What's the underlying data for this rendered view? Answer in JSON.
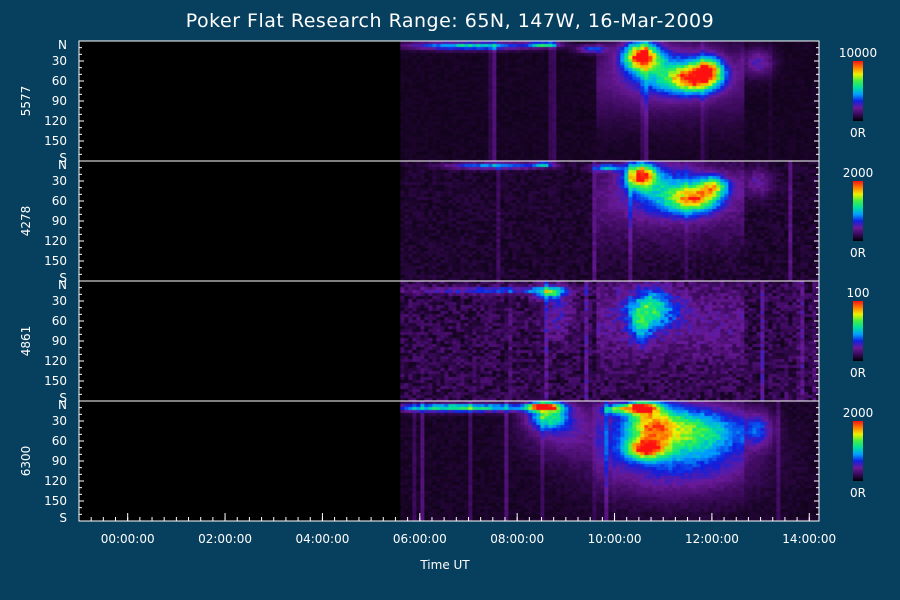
{
  "title": "Poker Flat Research Range: 65N, 147W, 16-Mar-2009",
  "chart_data": {
    "type": "heatmap",
    "title": "Poker Flat Research Range: 65N, 147W, 16-Mar-2009",
    "xlabel": "Time UT",
    "x_ticks": [
      "00:00:00",
      "02:00:00",
      "04:00:00",
      "06:00:00",
      "08:00:00",
      "10:00:00",
      "12:00:00",
      "14:00:00"
    ],
    "x_range_hours": [
      -1.0,
      14.2
    ],
    "data_start_hour": 5.6,
    "y_tick_labels": [
      "N",
      "30",
      "60",
      "90",
      "120",
      "150",
      "S"
    ],
    "y_range": [
      0,
      180
    ],
    "colormap": [
      "#000000",
      "#3a0a5a",
      "#6a1a9a",
      "#1020e0",
      "#00a0ff",
      "#00e0a0",
      "#40f040",
      "#f0f000",
      "#ff8000",
      "#ff1010"
    ],
    "panels": [
      {
        "wavelength": "5577",
        "scale_max": "10000",
        "scale_min": "0R",
        "noise": 0.02,
        "features": [
          {
            "t": 7.0,
            "lat": 5,
            "w": 1.2,
            "h": 6,
            "i": 0.55
          },
          {
            "t": 8.5,
            "lat": 3,
            "w": 0.3,
            "h": 4,
            "i": 0.6
          },
          {
            "t": 10.5,
            "lat": 20,
            "w": 0.35,
            "h": 20,
            "i": 0.95
          },
          {
            "t": 11.0,
            "lat": 45,
            "w": 0.8,
            "h": 35,
            "i": 0.4
          },
          {
            "t": 11.6,
            "lat": 55,
            "w": 0.5,
            "h": 20,
            "i": 0.75
          },
          {
            "t": 11.9,
            "lat": 40,
            "w": 0.3,
            "h": 20,
            "i": 0.6
          },
          {
            "t": 12.9,
            "lat": 30,
            "w": 0.3,
            "h": 20,
            "i": 0.25
          },
          {
            "t": 9.5,
            "lat": 10,
            "w": 0.3,
            "h": 6,
            "i": 0.35
          }
        ]
      },
      {
        "wavelength": "4278",
        "scale_max": "2000",
        "scale_min": "0R",
        "noise": 0.05,
        "features": [
          {
            "t": 7.5,
            "lat": 5,
            "w": 0.9,
            "h": 5,
            "i": 0.45
          },
          {
            "t": 8.5,
            "lat": 3,
            "w": 0.2,
            "h": 4,
            "i": 0.5
          },
          {
            "t": 9.8,
            "lat": 8,
            "w": 0.3,
            "h": 5,
            "i": 0.45
          },
          {
            "t": 10.5,
            "lat": 20,
            "w": 0.3,
            "h": 18,
            "i": 0.9
          },
          {
            "t": 11.6,
            "lat": 55,
            "w": 0.5,
            "h": 20,
            "i": 0.7
          },
          {
            "t": 11.0,
            "lat": 40,
            "w": 0.8,
            "h": 40,
            "i": 0.35
          },
          {
            "t": 12.0,
            "lat": 35,
            "w": 0.3,
            "h": 15,
            "i": 0.55
          },
          {
            "t": 12.9,
            "lat": 30,
            "w": 0.3,
            "h": 20,
            "i": 0.2
          }
        ]
      },
      {
        "wavelength": "4861",
        "scale_max": "100",
        "scale_min": "0R",
        "noise": 0.12,
        "features": [
          {
            "t": 7.5,
            "lat": 12,
            "w": 1.6,
            "h": 5,
            "i": 0.3
          },
          {
            "t": 8.6,
            "lat": 15,
            "w": 0.3,
            "h": 10,
            "i": 0.45
          },
          {
            "t": 8.8,
            "lat": 45,
            "w": 0.3,
            "h": 40,
            "i": 0.18
          },
          {
            "t": 10.7,
            "lat": 40,
            "w": 0.5,
            "h": 30,
            "i": 0.5
          },
          {
            "t": 10.5,
            "lat": 70,
            "w": 0.2,
            "h": 25,
            "i": 0.25
          }
        ]
      },
      {
        "wavelength": "6300",
        "scale_max": "2000",
        "scale_min": "0R",
        "noise": 0.03,
        "features": [
          {
            "t": 6.8,
            "lat": 8,
            "w": 1.4,
            "h": 6,
            "i": 0.7
          },
          {
            "t": 8.5,
            "lat": 6,
            "w": 0.3,
            "h": 6,
            "i": 0.95
          },
          {
            "t": 8.6,
            "lat": 20,
            "w": 0.4,
            "h": 20,
            "i": 0.55
          },
          {
            "t": 9.0,
            "lat": 40,
            "w": 0.8,
            "h": 40,
            "i": 0.2
          },
          {
            "t": 10.0,
            "lat": 10,
            "w": 0.3,
            "h": 8,
            "i": 0.5
          },
          {
            "t": 10.5,
            "lat": 8,
            "w": 0.3,
            "h": 8,
            "i": 0.95
          },
          {
            "t": 10.7,
            "lat": 30,
            "w": 0.5,
            "h": 30,
            "i": 0.6
          },
          {
            "t": 10.6,
            "lat": 70,
            "w": 0.4,
            "h": 15,
            "i": 0.7
          },
          {
            "t": 11.5,
            "lat": 40,
            "w": 1.0,
            "h": 35,
            "i": 0.5
          },
          {
            "t": 11.2,
            "lat": 90,
            "w": 1.5,
            "h": 50,
            "i": 0.25
          },
          {
            "t": 12.9,
            "lat": 40,
            "w": 0.3,
            "h": 25,
            "i": 0.3
          }
        ]
      }
    ]
  }
}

◇ ◇ ◇ ◇ ◇

Find the lines above holding the word "title" and show them.

Finished task:
  "title": "Poker Flat Research Range: 65N, 147W, 16-Mar-2009",
    "title": "Poker Flat Research Range: 65N, 147W, 16-Mar-2009",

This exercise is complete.